WHAT THIS TASK INVOLVES:
Locate the lines where "Ενοριακού" occurs and copy them as they stand.

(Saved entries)
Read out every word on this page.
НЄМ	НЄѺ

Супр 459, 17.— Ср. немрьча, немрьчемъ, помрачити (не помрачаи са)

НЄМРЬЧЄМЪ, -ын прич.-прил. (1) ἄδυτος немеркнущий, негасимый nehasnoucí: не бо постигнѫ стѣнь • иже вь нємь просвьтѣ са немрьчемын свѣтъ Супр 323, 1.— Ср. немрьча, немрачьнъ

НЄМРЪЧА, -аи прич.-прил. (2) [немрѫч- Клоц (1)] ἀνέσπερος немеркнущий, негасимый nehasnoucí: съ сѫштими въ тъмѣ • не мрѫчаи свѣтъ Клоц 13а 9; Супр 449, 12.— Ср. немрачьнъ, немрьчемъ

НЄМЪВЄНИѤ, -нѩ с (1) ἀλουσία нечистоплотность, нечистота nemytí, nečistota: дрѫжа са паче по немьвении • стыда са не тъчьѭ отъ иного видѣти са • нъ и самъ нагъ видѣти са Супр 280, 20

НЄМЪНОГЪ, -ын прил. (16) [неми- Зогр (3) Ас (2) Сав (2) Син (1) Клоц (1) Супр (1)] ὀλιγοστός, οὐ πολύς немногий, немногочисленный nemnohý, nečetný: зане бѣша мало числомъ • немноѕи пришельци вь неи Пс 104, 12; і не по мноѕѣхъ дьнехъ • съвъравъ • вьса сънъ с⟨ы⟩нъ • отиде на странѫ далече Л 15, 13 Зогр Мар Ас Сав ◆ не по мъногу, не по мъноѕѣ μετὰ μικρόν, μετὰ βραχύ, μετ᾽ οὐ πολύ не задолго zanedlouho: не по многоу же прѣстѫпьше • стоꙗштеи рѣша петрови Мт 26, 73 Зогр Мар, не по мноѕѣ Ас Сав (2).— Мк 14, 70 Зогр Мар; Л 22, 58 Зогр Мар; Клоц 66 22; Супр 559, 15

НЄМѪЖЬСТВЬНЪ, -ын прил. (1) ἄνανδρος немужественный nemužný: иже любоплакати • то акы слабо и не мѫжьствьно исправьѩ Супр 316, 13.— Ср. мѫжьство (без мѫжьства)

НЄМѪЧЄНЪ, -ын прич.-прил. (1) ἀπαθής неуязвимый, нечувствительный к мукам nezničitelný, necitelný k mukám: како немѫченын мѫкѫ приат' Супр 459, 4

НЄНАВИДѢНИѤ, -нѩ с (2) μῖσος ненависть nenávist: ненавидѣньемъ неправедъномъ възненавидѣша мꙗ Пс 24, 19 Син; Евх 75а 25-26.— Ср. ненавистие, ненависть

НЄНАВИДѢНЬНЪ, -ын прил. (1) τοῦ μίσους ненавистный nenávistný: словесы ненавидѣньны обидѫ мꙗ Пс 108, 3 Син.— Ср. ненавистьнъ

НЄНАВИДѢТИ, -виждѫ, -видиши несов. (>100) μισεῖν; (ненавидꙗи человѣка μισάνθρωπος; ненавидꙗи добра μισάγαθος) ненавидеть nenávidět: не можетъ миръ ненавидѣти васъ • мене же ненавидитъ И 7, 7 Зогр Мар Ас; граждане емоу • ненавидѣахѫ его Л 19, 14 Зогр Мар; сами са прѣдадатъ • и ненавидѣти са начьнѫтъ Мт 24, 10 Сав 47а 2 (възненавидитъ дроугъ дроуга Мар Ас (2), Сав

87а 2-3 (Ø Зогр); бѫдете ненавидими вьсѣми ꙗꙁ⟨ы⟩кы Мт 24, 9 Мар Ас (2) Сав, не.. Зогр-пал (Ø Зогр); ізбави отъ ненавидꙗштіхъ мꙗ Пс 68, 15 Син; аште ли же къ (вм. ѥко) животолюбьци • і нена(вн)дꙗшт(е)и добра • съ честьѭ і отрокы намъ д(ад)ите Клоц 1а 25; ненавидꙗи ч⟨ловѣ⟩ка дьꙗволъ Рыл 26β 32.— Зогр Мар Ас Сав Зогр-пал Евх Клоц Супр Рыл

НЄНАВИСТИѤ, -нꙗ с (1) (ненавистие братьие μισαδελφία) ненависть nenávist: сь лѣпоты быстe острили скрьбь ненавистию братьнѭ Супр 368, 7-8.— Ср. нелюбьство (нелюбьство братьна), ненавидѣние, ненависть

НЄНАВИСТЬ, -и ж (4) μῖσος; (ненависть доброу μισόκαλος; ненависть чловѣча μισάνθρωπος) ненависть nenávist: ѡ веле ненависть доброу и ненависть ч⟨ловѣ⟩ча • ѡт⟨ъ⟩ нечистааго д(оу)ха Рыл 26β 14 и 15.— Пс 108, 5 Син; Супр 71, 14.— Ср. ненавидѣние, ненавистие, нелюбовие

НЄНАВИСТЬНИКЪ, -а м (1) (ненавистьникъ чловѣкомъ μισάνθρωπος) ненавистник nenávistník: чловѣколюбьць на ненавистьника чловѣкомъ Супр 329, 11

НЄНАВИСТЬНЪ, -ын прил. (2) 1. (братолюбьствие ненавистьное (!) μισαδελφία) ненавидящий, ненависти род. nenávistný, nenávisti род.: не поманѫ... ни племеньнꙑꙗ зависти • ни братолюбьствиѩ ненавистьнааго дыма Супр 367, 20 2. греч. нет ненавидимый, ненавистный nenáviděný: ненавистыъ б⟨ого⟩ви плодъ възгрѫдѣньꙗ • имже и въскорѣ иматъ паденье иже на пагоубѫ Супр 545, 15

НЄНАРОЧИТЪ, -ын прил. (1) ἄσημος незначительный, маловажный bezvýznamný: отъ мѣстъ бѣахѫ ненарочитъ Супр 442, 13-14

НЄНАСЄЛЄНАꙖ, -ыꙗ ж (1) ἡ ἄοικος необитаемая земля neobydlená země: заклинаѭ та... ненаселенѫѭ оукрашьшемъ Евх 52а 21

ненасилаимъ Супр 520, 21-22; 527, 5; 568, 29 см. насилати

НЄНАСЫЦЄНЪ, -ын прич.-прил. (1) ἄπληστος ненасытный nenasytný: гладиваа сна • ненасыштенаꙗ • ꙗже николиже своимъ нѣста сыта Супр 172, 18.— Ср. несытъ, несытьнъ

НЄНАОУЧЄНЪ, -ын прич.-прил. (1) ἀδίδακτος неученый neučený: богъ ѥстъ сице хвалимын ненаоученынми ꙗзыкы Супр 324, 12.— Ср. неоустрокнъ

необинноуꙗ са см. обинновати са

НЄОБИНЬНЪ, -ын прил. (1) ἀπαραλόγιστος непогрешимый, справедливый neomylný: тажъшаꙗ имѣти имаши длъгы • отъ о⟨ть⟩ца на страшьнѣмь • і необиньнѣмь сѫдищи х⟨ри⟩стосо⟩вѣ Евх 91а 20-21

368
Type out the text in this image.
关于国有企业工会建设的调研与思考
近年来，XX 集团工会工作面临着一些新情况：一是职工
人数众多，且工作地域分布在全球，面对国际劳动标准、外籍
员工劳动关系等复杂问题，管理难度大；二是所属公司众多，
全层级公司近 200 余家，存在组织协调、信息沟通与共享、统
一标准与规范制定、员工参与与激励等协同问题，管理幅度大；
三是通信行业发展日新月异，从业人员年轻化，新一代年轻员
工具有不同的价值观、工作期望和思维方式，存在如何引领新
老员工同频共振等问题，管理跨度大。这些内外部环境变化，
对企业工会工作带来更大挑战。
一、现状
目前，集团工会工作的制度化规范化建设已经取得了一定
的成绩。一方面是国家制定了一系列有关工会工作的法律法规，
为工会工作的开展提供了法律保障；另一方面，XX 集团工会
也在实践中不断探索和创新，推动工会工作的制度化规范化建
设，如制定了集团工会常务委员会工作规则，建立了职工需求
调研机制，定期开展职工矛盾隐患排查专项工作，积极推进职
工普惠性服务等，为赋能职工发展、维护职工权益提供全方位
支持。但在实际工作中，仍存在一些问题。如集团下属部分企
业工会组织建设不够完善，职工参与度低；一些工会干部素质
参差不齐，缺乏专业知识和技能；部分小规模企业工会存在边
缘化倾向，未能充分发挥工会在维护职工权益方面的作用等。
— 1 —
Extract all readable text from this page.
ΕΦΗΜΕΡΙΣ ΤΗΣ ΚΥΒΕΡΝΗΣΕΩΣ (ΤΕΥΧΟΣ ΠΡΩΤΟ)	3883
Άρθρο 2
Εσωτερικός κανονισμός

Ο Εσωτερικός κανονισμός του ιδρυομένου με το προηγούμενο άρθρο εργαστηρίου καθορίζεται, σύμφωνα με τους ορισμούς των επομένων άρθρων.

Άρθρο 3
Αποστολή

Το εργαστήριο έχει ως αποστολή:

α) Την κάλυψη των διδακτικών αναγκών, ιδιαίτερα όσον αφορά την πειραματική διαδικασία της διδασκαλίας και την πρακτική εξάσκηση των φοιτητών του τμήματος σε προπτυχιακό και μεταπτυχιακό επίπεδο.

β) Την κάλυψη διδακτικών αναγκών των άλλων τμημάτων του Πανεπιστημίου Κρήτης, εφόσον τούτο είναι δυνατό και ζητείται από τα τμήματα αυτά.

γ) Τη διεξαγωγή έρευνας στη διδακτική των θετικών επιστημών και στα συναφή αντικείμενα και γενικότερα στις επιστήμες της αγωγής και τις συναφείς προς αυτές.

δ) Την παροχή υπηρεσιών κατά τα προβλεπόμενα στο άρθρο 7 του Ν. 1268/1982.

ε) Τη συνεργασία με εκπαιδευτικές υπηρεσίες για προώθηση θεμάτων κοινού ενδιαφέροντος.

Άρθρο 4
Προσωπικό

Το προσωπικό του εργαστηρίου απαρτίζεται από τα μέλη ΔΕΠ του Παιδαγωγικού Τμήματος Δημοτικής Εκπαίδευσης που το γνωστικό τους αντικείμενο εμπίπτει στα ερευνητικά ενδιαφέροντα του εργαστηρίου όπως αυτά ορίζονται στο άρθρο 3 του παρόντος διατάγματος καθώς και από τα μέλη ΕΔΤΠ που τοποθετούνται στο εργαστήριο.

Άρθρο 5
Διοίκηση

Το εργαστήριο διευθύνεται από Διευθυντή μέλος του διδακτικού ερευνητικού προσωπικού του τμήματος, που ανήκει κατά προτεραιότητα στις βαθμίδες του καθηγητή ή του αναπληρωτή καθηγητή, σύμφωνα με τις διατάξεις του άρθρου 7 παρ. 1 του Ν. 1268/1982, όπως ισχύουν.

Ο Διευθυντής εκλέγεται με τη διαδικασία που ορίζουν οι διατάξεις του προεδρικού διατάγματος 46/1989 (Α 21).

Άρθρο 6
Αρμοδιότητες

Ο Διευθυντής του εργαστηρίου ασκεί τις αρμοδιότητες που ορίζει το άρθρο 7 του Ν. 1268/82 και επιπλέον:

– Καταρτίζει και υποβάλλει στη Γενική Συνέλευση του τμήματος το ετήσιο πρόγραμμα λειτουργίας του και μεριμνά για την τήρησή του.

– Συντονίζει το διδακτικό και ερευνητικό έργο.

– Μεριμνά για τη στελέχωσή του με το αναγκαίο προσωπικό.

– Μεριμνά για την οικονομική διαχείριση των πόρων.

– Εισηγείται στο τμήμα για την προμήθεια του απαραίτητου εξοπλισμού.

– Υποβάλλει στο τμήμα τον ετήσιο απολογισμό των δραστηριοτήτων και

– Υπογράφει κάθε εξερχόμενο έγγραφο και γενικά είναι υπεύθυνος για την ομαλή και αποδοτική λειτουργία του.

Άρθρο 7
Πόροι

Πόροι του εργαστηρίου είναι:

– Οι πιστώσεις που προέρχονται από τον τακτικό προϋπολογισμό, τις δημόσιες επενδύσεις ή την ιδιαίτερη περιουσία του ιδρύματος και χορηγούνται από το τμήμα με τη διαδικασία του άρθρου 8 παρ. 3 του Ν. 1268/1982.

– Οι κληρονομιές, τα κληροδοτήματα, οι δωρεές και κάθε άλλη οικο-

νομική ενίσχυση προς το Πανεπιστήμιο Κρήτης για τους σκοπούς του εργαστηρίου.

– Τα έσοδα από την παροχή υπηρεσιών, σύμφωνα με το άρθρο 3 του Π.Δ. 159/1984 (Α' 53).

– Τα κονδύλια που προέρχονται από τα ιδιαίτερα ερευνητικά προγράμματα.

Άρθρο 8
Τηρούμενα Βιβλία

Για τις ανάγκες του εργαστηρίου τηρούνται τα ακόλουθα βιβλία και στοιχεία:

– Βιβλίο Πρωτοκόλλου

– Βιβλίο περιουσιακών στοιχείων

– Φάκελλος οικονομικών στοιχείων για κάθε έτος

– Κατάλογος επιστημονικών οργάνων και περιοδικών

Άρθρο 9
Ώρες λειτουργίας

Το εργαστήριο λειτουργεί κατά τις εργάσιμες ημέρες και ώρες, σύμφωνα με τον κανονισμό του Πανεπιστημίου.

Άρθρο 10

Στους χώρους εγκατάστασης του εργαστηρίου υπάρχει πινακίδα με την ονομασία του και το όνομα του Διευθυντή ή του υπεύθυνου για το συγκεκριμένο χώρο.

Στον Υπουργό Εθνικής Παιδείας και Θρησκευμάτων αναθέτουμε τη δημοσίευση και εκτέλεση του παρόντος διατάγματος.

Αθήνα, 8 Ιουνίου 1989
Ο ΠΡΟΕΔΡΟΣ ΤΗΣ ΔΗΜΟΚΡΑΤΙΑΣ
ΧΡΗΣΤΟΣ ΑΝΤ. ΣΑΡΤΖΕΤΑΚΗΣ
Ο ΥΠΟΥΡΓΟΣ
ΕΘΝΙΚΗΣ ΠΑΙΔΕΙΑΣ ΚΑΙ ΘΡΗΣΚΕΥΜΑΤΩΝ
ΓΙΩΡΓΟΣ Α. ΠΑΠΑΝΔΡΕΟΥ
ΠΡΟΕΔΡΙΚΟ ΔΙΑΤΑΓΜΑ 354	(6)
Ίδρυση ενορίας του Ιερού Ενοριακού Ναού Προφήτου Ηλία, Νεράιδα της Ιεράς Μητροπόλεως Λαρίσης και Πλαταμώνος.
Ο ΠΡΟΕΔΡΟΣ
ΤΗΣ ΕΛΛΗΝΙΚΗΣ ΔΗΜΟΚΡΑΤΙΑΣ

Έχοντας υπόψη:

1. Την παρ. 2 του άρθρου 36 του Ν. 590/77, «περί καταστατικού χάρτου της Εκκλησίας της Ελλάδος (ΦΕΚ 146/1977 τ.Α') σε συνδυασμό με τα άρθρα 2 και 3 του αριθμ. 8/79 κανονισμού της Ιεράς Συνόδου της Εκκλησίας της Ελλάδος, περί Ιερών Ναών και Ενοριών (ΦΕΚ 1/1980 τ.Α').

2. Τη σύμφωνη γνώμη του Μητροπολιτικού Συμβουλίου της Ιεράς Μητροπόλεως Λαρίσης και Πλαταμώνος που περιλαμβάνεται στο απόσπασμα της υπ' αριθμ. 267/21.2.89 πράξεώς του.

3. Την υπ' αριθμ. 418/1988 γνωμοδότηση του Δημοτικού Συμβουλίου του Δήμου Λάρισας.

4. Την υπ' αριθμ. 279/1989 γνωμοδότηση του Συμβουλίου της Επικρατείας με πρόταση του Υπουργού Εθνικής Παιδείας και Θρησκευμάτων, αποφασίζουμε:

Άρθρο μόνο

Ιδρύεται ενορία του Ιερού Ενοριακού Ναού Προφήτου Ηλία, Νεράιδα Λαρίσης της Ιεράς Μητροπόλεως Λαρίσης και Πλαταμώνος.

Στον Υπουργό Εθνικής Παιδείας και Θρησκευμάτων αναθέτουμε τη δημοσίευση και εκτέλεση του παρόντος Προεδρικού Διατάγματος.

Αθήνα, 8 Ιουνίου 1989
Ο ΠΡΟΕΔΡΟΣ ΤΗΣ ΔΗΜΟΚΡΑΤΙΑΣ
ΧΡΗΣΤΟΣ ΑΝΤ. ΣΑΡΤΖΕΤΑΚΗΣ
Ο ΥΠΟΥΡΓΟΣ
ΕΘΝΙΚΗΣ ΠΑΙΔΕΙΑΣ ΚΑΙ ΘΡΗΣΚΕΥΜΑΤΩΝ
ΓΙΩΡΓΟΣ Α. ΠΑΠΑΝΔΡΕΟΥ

RESULT:
Ίδρυση ενορίας του Ιερού Ενοριακού Ναού Προφήτου Ηλία, Νεράιδα της Ιεράς Μητροπόλεως Λαρίσης και Πλαταμώνος.
Ιδρύεται ενορία του Ιερού Ενοριακού Ναού Προφήτου Ηλία, Νεράιδα Λαρίσης της Ιεράς Μητροπόλεως Λαρίσης και Πλαταμώνος.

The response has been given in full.